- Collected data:
.....
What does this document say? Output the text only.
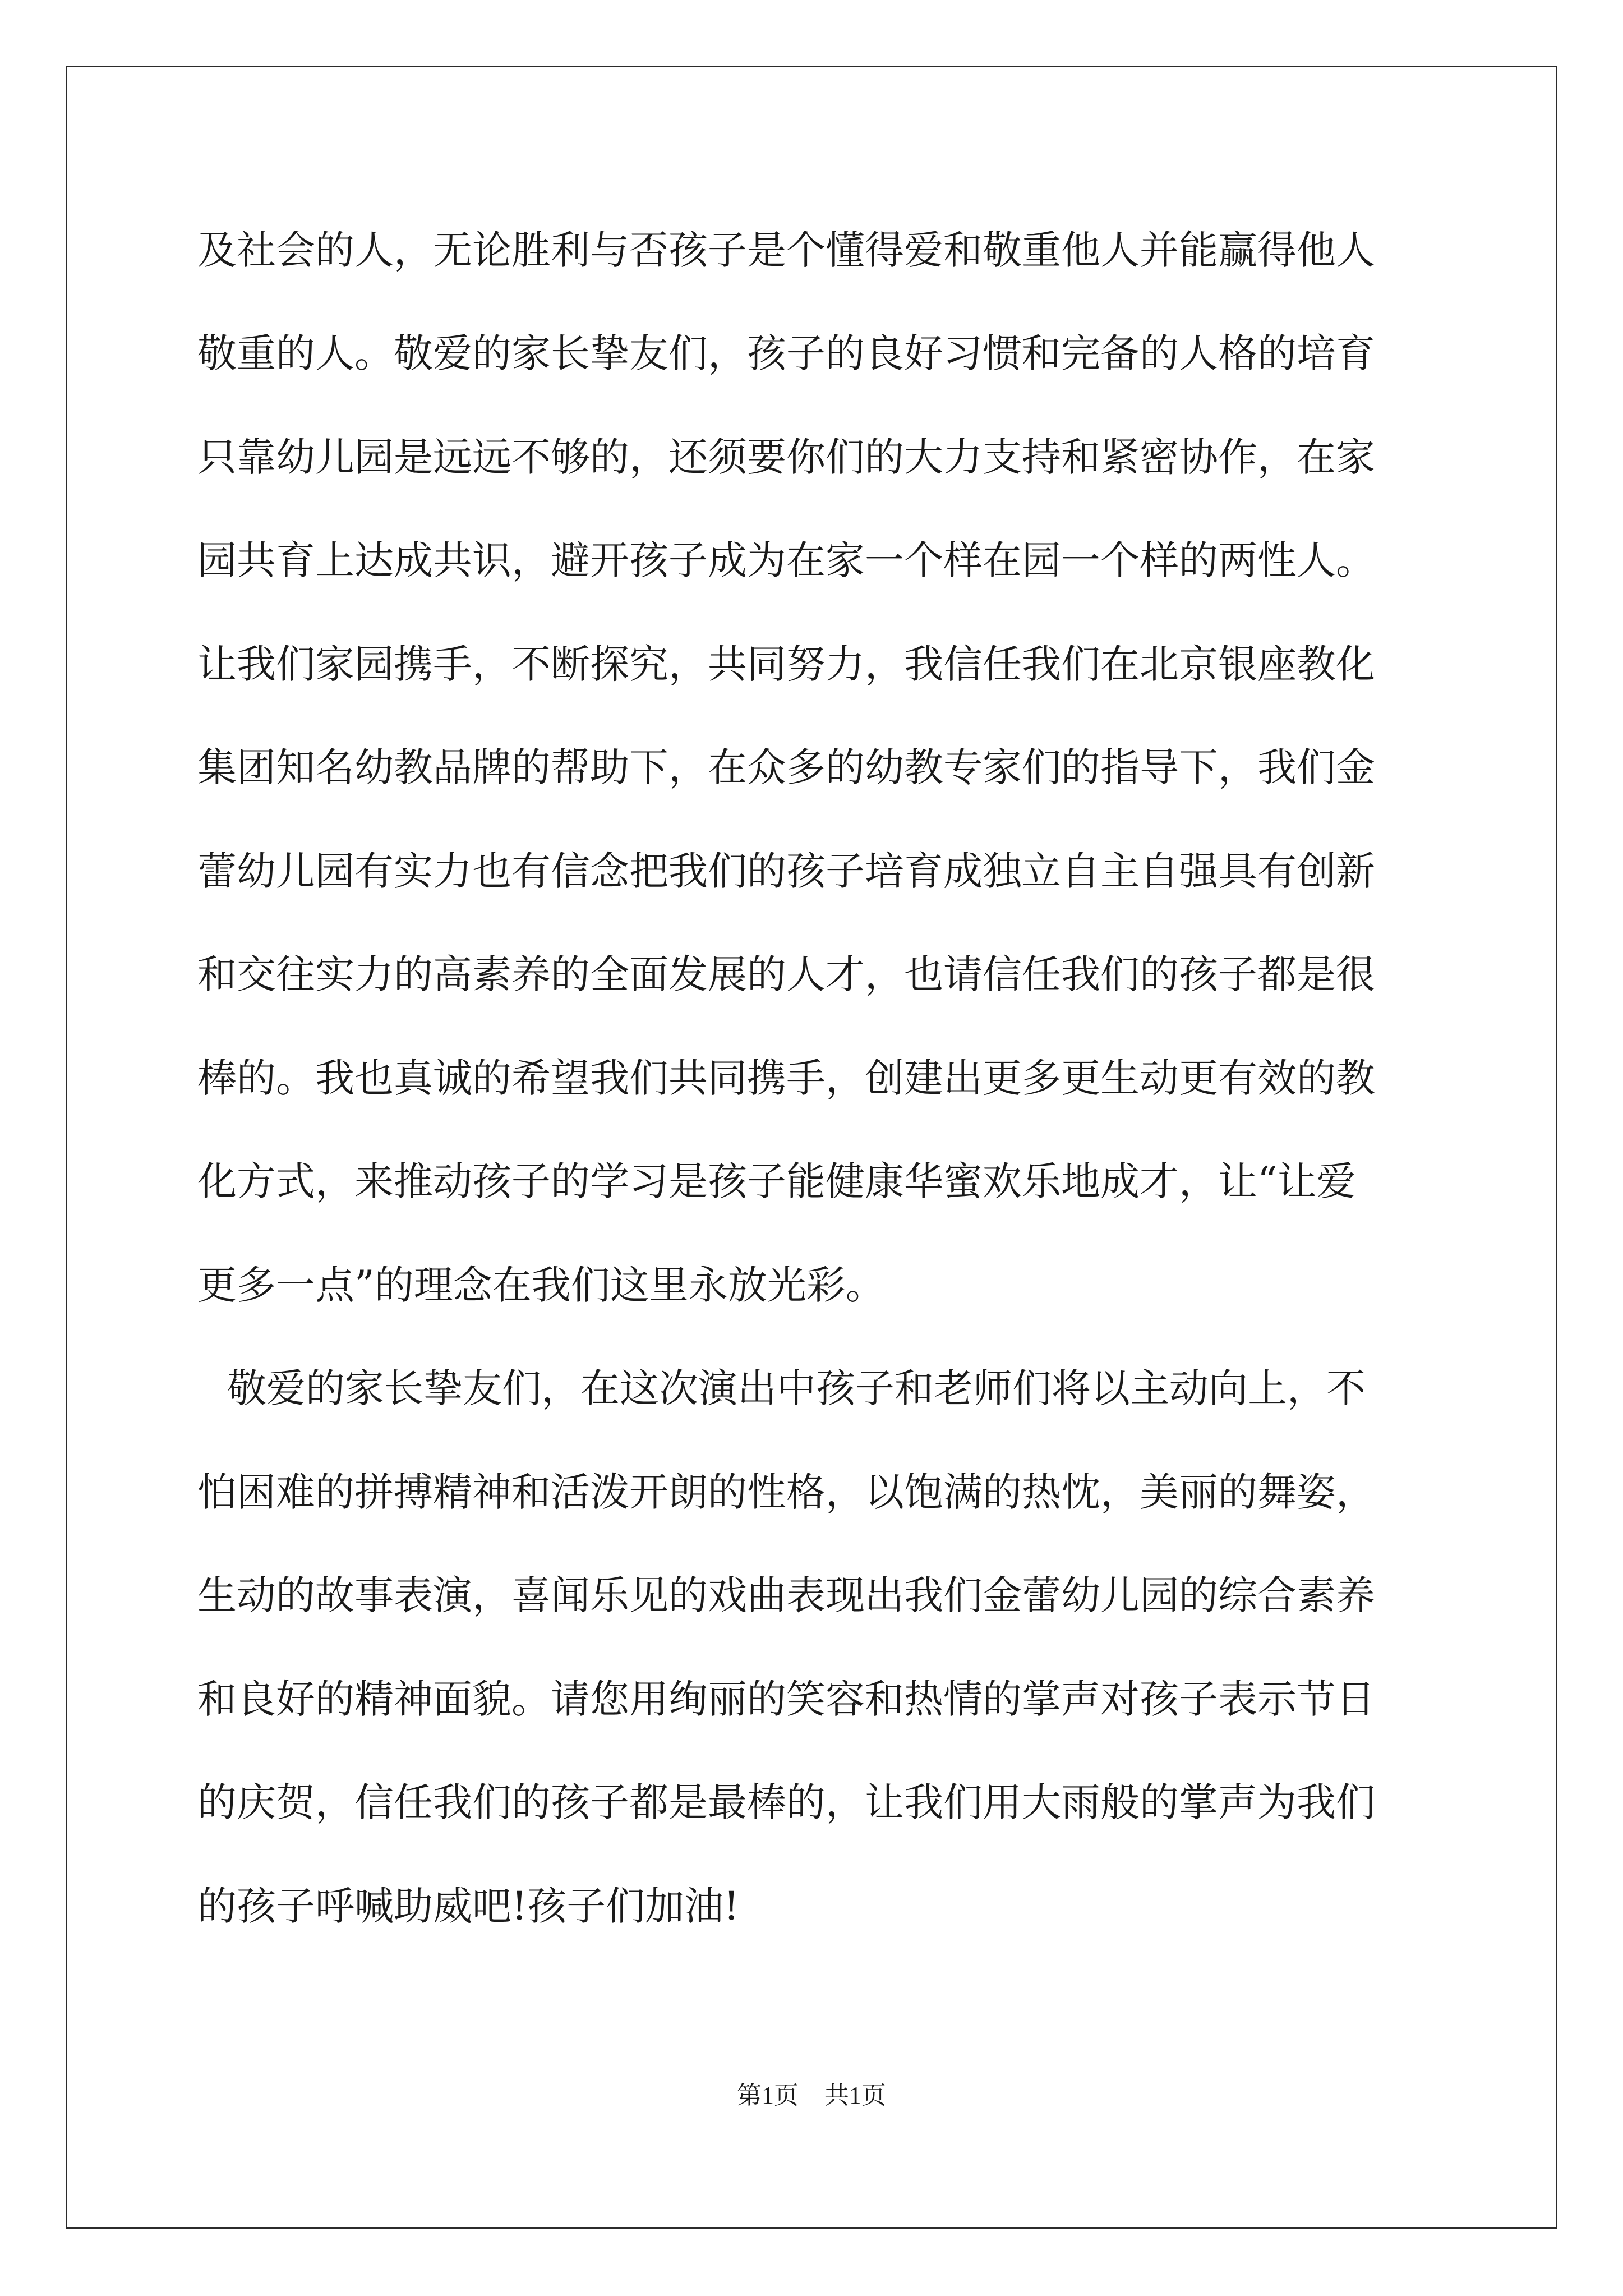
及社会的人，无论胜利与否孩子是个懂得爱和敬重他人并能赢得他人
敬重的人。敬爱的家长挚友们，孩子的良好习惯和完备的人格的培育
只靠幼儿园是远远不够的，还须要你们的大力支持和紧密协作，在家
园共育上达成共识，避开孩子成为在家一个样在园一个样的两性人。
让我们家园携手，不断探究，共同努力，我信任我们在北京银座教化
集团知名幼教品牌的帮助下，在众多的幼教专家们的指导下，我们金
蕾幼儿园有实力也有信念把我们的孩子培育成独立自主自强具有创新
和交往实力的高素养的全面发展的人才，也请信任我们的孩子都是很
棒的。我也真诚的希望我们共同携手，创建出更多更生动更有效的教
化方式，来推动孩子的学习是孩子能健康华蜜欢乐地成才，让“让爱
更多一点”的理念在我们这里永放光彩。
敬爱的家长挚友们，在这次演出中孩子和老师们将以主动向上，不
怕困难的拼搏精神和活泼开朗的性格，以饱满的热忱，美丽的舞姿，
生动的故事表演，喜闻乐见的戏曲表现出我们金蕾幼儿园的综合素养
和良好的精神面貌。请您用绚丽的笑容和热情的掌声对孩子表示节日
的庆贺，信任我们的孩子都是最棒的，让我们用大雨般的掌声为我们
的孩子呼喊助威吧!孩子们加油!
第1页 共1页
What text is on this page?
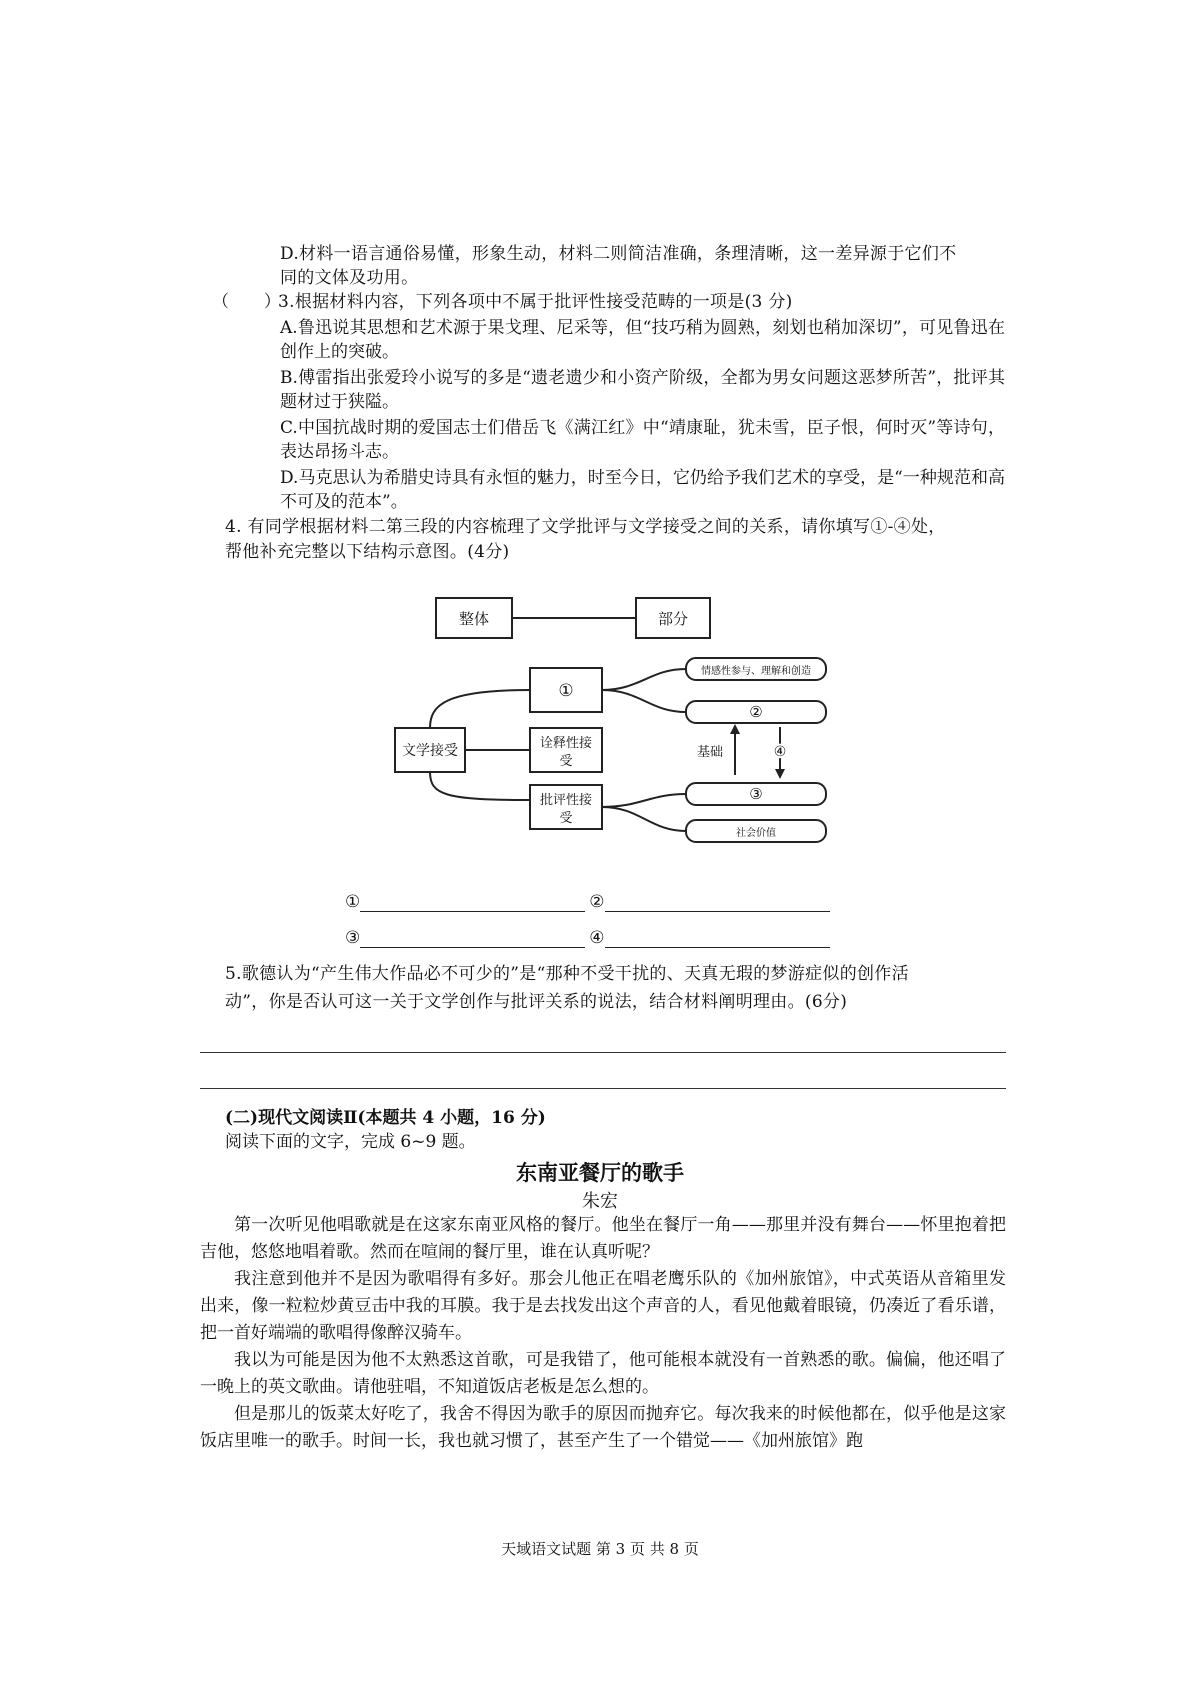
D.材料一语言通俗易懂，形象生动，材料二则简洁准确，条理清晰，这一差异源于它们不
同的文体及功用。
（　　）
3.根据材料内容，下列各项中不属于批评性接受范畴的一项是(3 分)
A.鲁迅说其思想和艺术源于果戈理、尼采等，但“技巧稍为圆熟，刻划也稍加深切”，可见鲁迅在创作上的突破。
B.傅雷指出张爱玲小说写的多是“遗老遗少和小资产阶级，全都为男女问题这恶梦所苦”，批评其题材过于狭隘。
C.中国抗战时期的爱国志士们借岳飞《满江红》中“靖康耻，犹未雪，臣子恨，何时灭”等诗句，表达昂扬斗志。
D.马克思认为希腊史诗具有永恒的魅力，时至今日，它仍给予我们艺术的享受，是“一种规范和高不可及的范本”。
4. 有同学根据材料二第三段的内容梳理了文学批评与文学接受之间的关系，请你填写①-④处，
帮他补充完整以下结构示意图。(4分)
整体	部分
文学接受
①
诠释性接
受
批评性接
受
情感性参与、理解和创造
②
③
社会价值
基础	④
①	②
③	④
5.歌德认为“产生伟大作品必不可少的”是“那种不受干扰的、天真无瑕的梦游症似的创作活
动”，你是否认可这一关于文学创作与批评关系的说法，结合材料阐明理由。(6分)
(二)现代文阅读Ⅱ(本题共 4 小题，16 分)
阅读下面的文字，完成 6~9 题。
东南亚餐厅的歌手
朱宏
第一次听见他唱歌就是在这家东南亚风格的餐厅。他坐在餐厅一角——那里并没有舞台——怀里抱着把吉他，悠悠地唱着歌。然而在喧闹的餐厅里，谁在认真听呢？
我注意到他并不是因为歌唱得有多好。那会儿他正在唱老鹰乐队的《加州旅馆》，中式英语从音箱里发出来，像一粒粒炒黄豆击中我的耳膜。我于是去找发出这个声音的人，看见他戴着眼镜，仍凑近了看乐谱，把一首好端端的歌唱得像醉汉骑车。
我以为可能是因为他不太熟悉这首歌，可是我错了，他可能根本就没有一首熟悉的歌。偏偏，他还唱了一晚上的英文歌曲。请他驻唱，不知道饭店老板是怎么想的。
但是那儿的饭菜太好吃了，我舍不得因为歌手的原因而抛弃它。每次我来的时候他都在，似乎他是这家饭店里唯一的歌手。时间一长，我也就习惯了，甚至产生了一个错觉——《加州旅馆》跑
天域语文试题 第 3 页 共 8 页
.....
- Task to complete: From the material above, reproduce everything verbatim except the pictures.

- Exercise response:
What does this document say? Output the text only.
及社会的人，无论胜利与否孩子是个懂得爱和敬重他人并能赢得他人
敬重的人。敬爱的家长挚友们，孩子的良好习惯和完备的人格的培育
只靠幼儿园是远远不够的，还须要你们的大力支持和紧密协作，在家
园共育上达成共识，避开孩子成为在家一个样在园一个样的两性人。
让我们家园携手，不断探究，共同努力，我信任我们在北京银座教化
集团知名幼教品牌的帮助下，在众多的幼教专家们的指导下，我们金
蕾幼儿园有实力也有信念把我们的孩子培育成独立自主自强具有创新
和交往实力的高素养的全面发展的人才，也请信任我们的孩子都是很
棒的。我也真诚的希望我们共同携手，创建出更多更生动更有效的教
化方式，来推动孩子的学习是孩子能健康华蜜欢乐地成才，让“让爱
更多一点”的理念在我们这里永放光彩。
敬爱的家长挚友们，在这次演出中孩子和老师们将以主动向上，不
怕困难的拼搏精神和活泼开朗的性格，以饱满的热忱，美丽的舞姿，
生动的故事表演，喜闻乐见的戏曲表现出我们金蕾幼儿园的综合素养
和良好的精神面貌。请您用绚丽的笑容和热情的掌声对孩子表示节日
的庆贺，信任我们的孩子都是最棒的，让我们用大雨般的掌声为我们
的孩子呼喊助威吧!孩子们加油!
第1页 共1页
What text is on this page?
D.材料一语言通俗易懂，形象生动，材料二则简洁准确，条理清晰，这一差异源于它们不
同的文体及功用。
（　　）
3.根据材料内容，下列各项中不属于批评性接受范畴的一项是(3 分)
A.鲁迅说其思想和艺术源于果戈理、尼采等，但“技巧稍为圆熟，刻划也稍加深切”，可见鲁迅在创作上的突破。
B.傅雷指出张爱玲小说写的多是“遗老遗少和小资产阶级，全都为男女问题这恶梦所苦”，批评其题材过于狭隘。
C.中国抗战时期的爱国志士们借岳飞《满江红》中“靖康耻，犹未雪，臣子恨，何时灭”等诗句，表达昂扬斗志。
D.马克思认为希腊史诗具有永恒的魅力，时至今日，它仍给予我们艺术的享受，是“一种规范和高不可及的范本”。
4. 有同学根据材料二第三段的内容梳理了文学批评与文学接受之间的关系，请你填写①-④处，
帮他补充完整以下结构示意图。(4分)
整体	部分
文学接受
①
诠释性接
受
批评性接
受
情感性参与、理解和创造
②
③
社会价值
基础	④
①	②
③	④
5.歌德认为“产生伟大作品必不可少的”是“那种不受干扰的、天真无瑕的梦游症似的创作活
动”，你是否认可这一关于文学创作与批评关系的说法，结合材料阐明理由。(6分)
(二)现代文阅读Ⅱ(本题共 4 小题，16 分)
阅读下面的文字，完成 6~9 题。
东南亚餐厅的歌手
朱宏
第一次听见他唱歌就是在这家东南亚风格的餐厅。他坐在餐厅一角——那里并没有舞台——怀里抱着把吉他，悠悠地唱着歌。然而在喧闹的餐厅里，谁在认真听呢？
我注意到他并不是因为歌唱得有多好。那会儿他正在唱老鹰乐队的《加州旅馆》，中式英语从音箱里发出来，像一粒粒炒黄豆击中我的耳膜。我于是去找发出这个声音的人，看见他戴着眼镜，仍凑近了看乐谱，把一首好端端的歌唱得像醉汉骑车。
我以为可能是因为他不太熟悉这首歌，可是我错了，他可能根本就没有一首熟悉的歌。偏偏，他还唱了一晚上的英文歌曲。请他驻唱，不知道饭店老板是怎么想的。
但是那儿的饭菜太好吃了，我舍不得因为歌手的原因而抛弃它。每次我来的时候他都在，似乎他是这家饭店里唯一的歌手。时间一长，我也就习惯了，甚至产生了一个错觉——《加州旅馆》跑
天域语文试题 第 3 页 共 8 页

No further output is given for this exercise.